**DOCUMENT EXTRACT**.
Marine debris isn’t a new phenomenon in Alaska. Items have been washing up on shorelines across the state for decades. But when the Japanese Tsunami washed away entire towns in 2011, things changed. North America braced itself for an onslaught of debris. Government scrambled for clean-up funds, and citizen volunteers, armed with bags and good intentions, took to the beaches. Tsunami remnants are still en route, and as KMXT’s Brianna Gibbs reports, the next wave of debris could bring some new obstacles.

Last year the State Department of Environmental Conservation funded an aerial survey over much of Southeast and Southcentral Alaska. It wasn’t the first time the coast was photographed, but the images collected during that survey showed something new on Alaska’s shorelines.

(Marine Debris 1 :03 “Massive quantities of foam.”)

Tom Pogson is the director of marine programs, outreach and education for Island Trails Network in Kodiak. He joined the organization shortly after the Japanese Tsunami. Since then, Pogson has devoted himself to cleaning beaches, especially those covered in foam.

**DATA**.
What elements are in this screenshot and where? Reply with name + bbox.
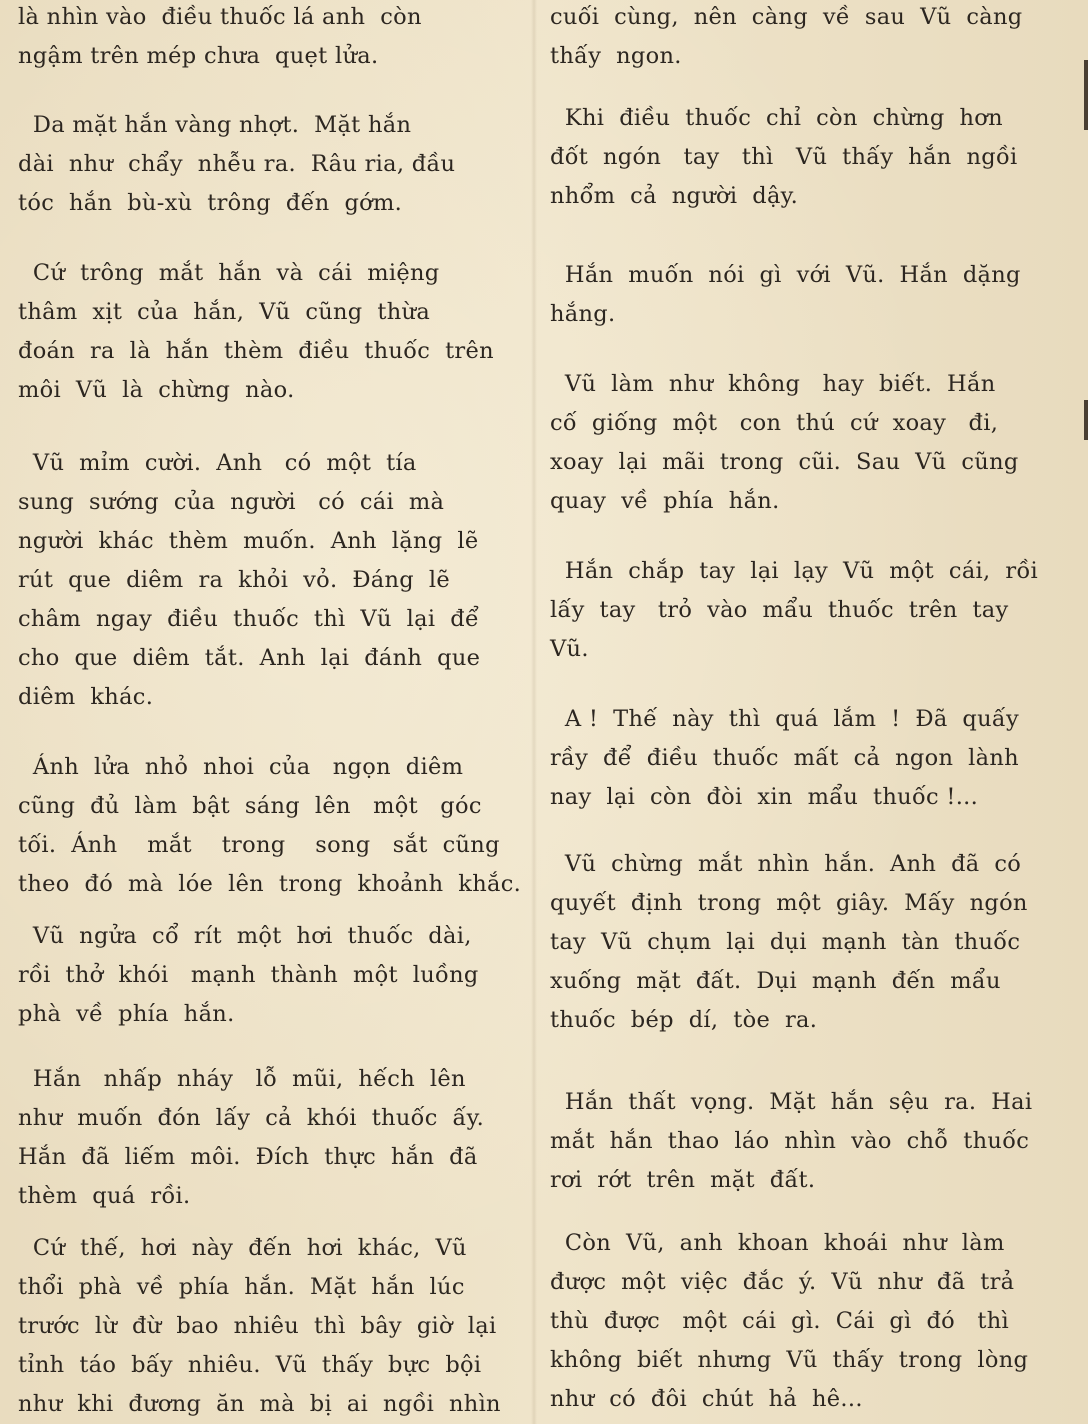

**THINGS TO DO**.
A. Summarize the Alaska marine debris report in two sentences.
B. Write the next part of the Alaska marine debris report, picking up after its last sentence.
The listing has no connection to the Alaska marine debris report.

**EXPECTED ANSWERS**.
A. Debris has washed up on Alaska's shores for decades, but after the 2011 Japanese tsunami North America braced for an onslaught, with governments seeking clean-up funds and volunteers heading to the beaches. An aerial survey funded last year by the State Department of Environmental Conservation showed something new on the shorelines, and Tom Pogson of Island Trails Network in Kodiak has devoted himself to cleaning beaches, especially those covered in foam.

B.
(Marine Debris 2 :15 “*Footsteps* You can see here how these little pieces of foam start to get harder and harder to pick up. And then they start becoming part of the beach. There’s an awful lot of it here when you start looking. I mean look at it all, look at all that.”)

Pogson said it was the arrival of the foam that convinced the state tsunami debris was coming. But it was also just the tip of the iceberg.

(Marine Debris 3 :15 “You know the video footage of the tsunami event is powerful because it shows, you know walls of water, 20 and 30 feet high, washing inland and mowing everything in its path down and washing it back out to sea.”)

Entire towns and their contents were washed away.

(Marine Debris 4 :06 “Insecticides to paint, paint thinner, industrial chemicals of all kinds, hydraulic fluids.”)

And if it floats, Pogson said it’s probably heading this way.

That’s a problem, especially for the brigades of volunteers that will be cleaning up Alaska’s shorelines this summer. As heavier items make their way across the Pacific Ocean, it’s likely that more and more hazardous material will start washing up.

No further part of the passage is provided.